**WHAT IS BEING ASKED:** Set down all of the data that follows word for word, without the images.

**THE RECORDS:**

-------------------------

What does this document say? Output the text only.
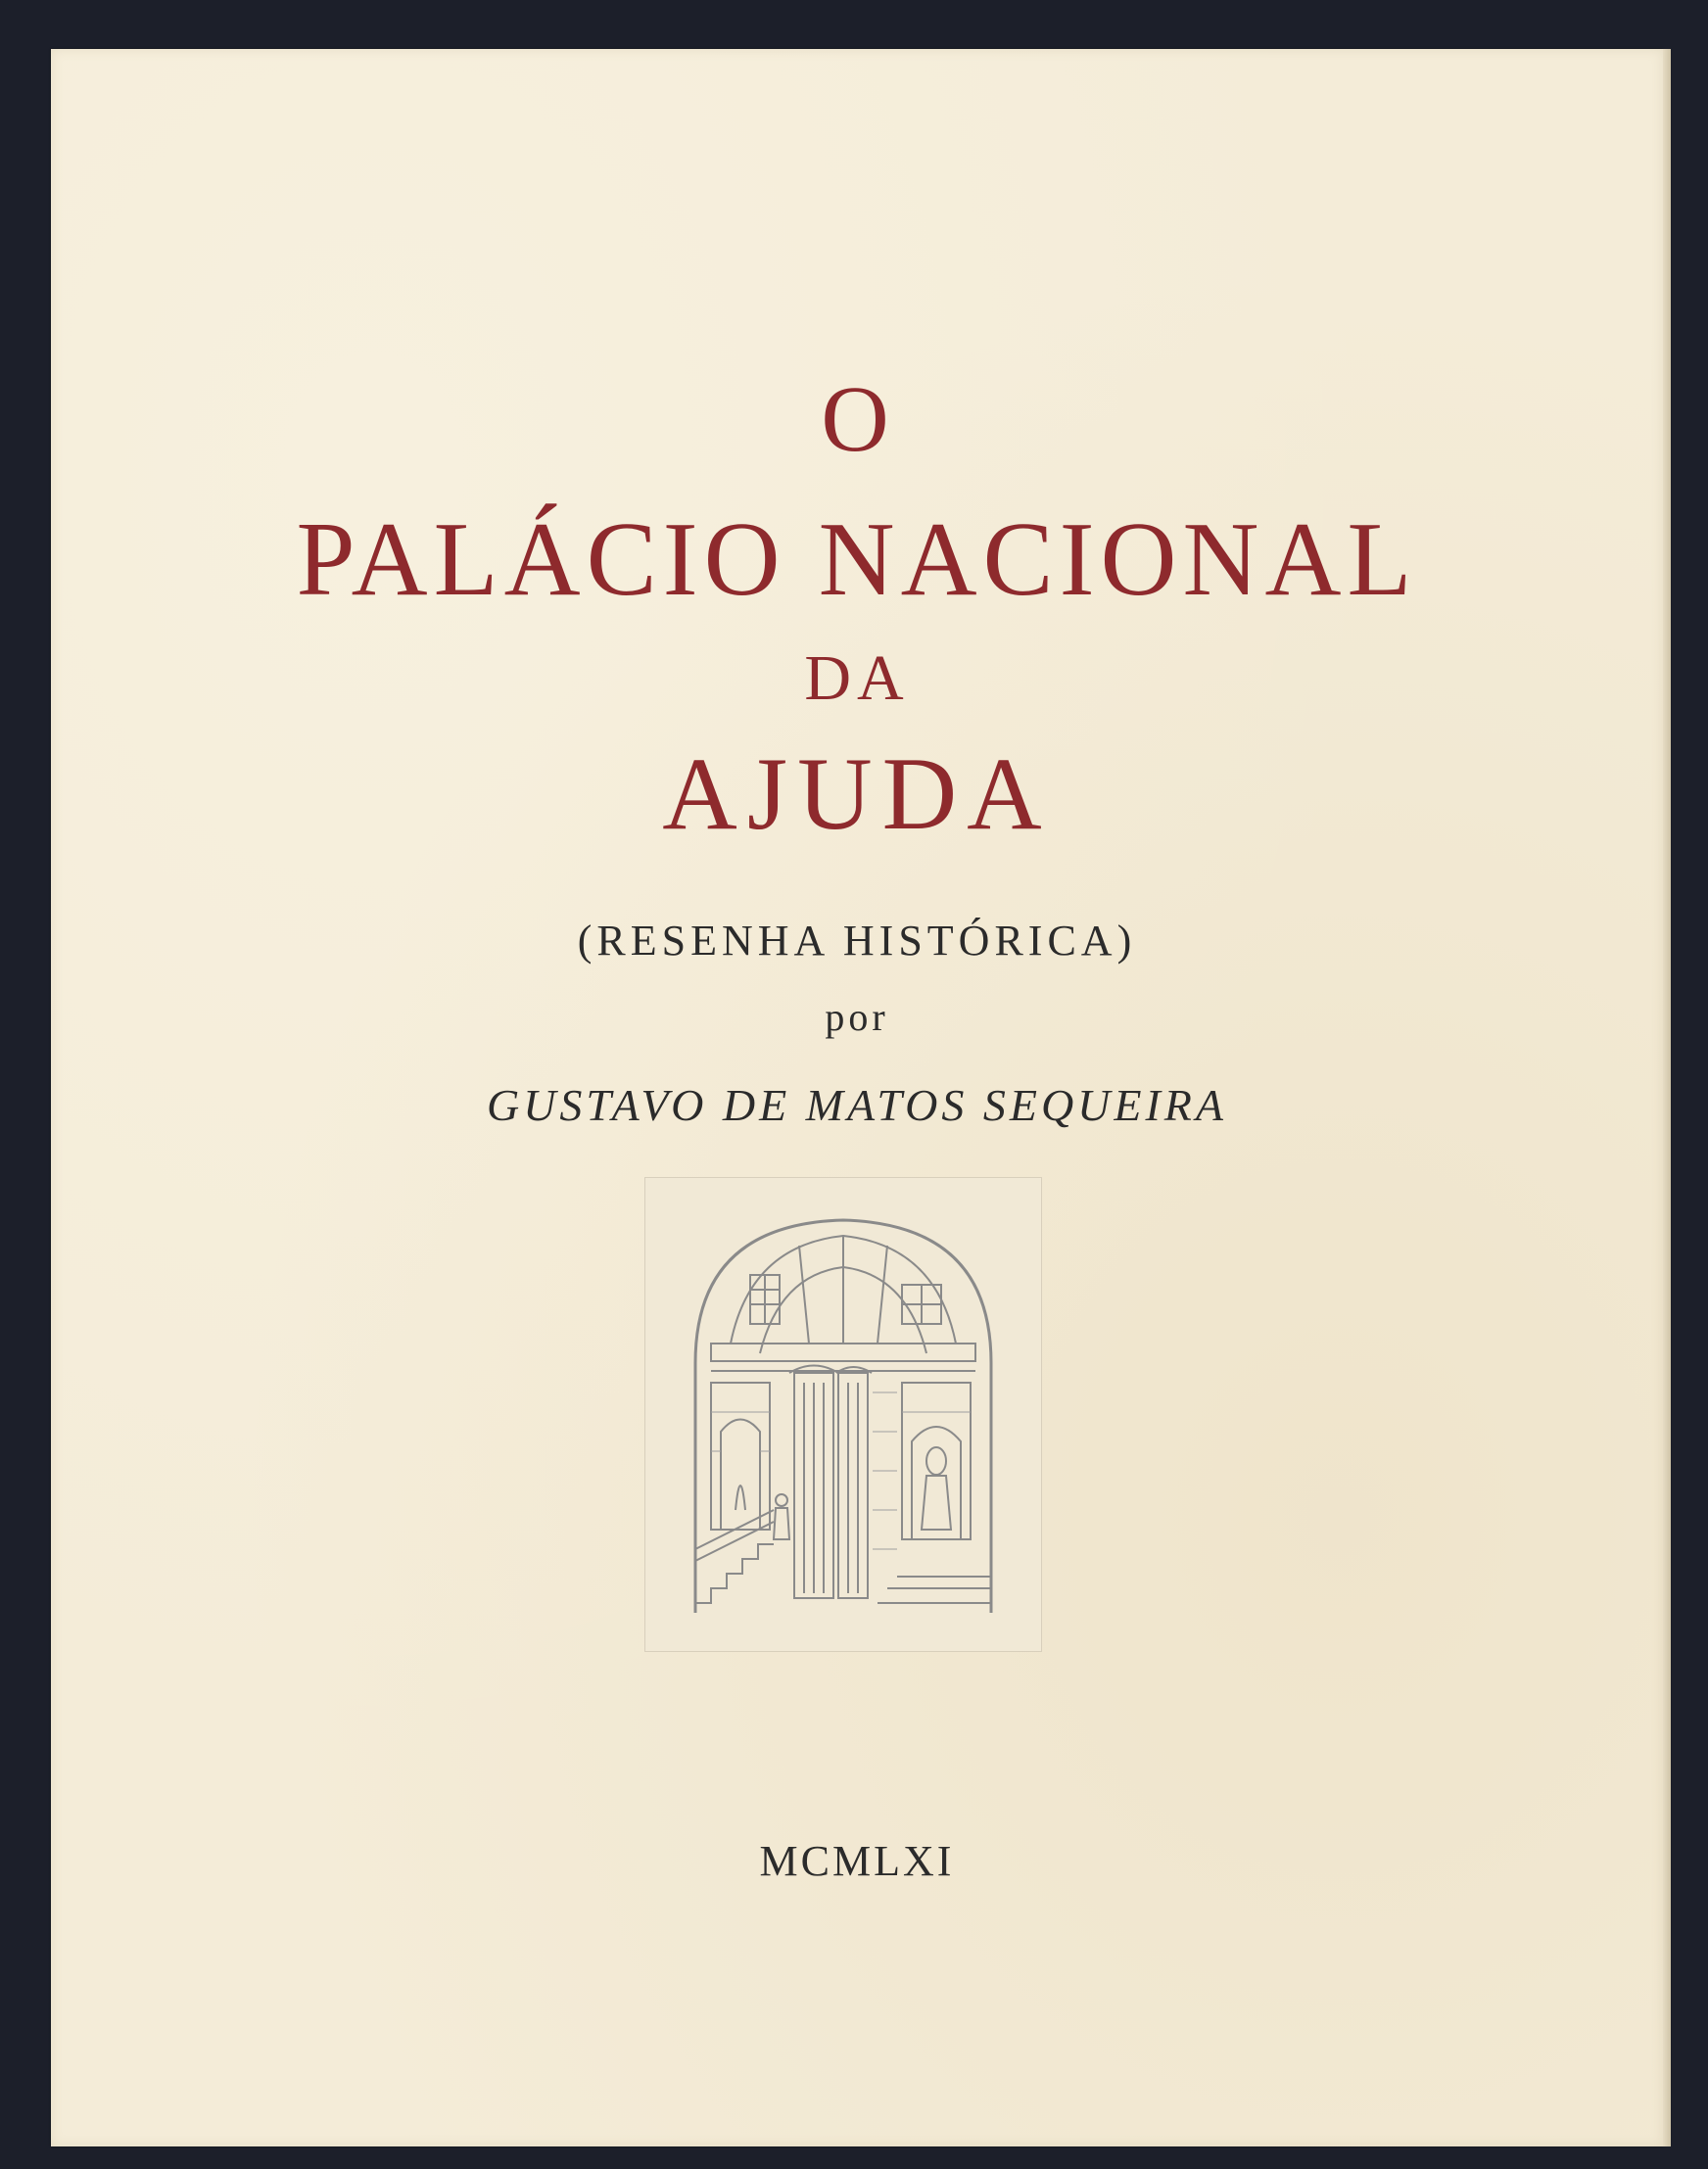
O
PALÁCIO NACIONAL
DA
AJUDA
(RESENHA HISTÓRICA)
por
GUSTAVO DE MATOS SEQUEIRA
MCMLXI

-------------------------

**WRITTEN REPLY:**
What does this document say? Output the text only.
O
PALÁCIO NACIONAL
DA
AJUDA
(RESENHA HISTÓRICA)
por
GUSTAVO DE MATOS SEQUEIRA
MCMLXI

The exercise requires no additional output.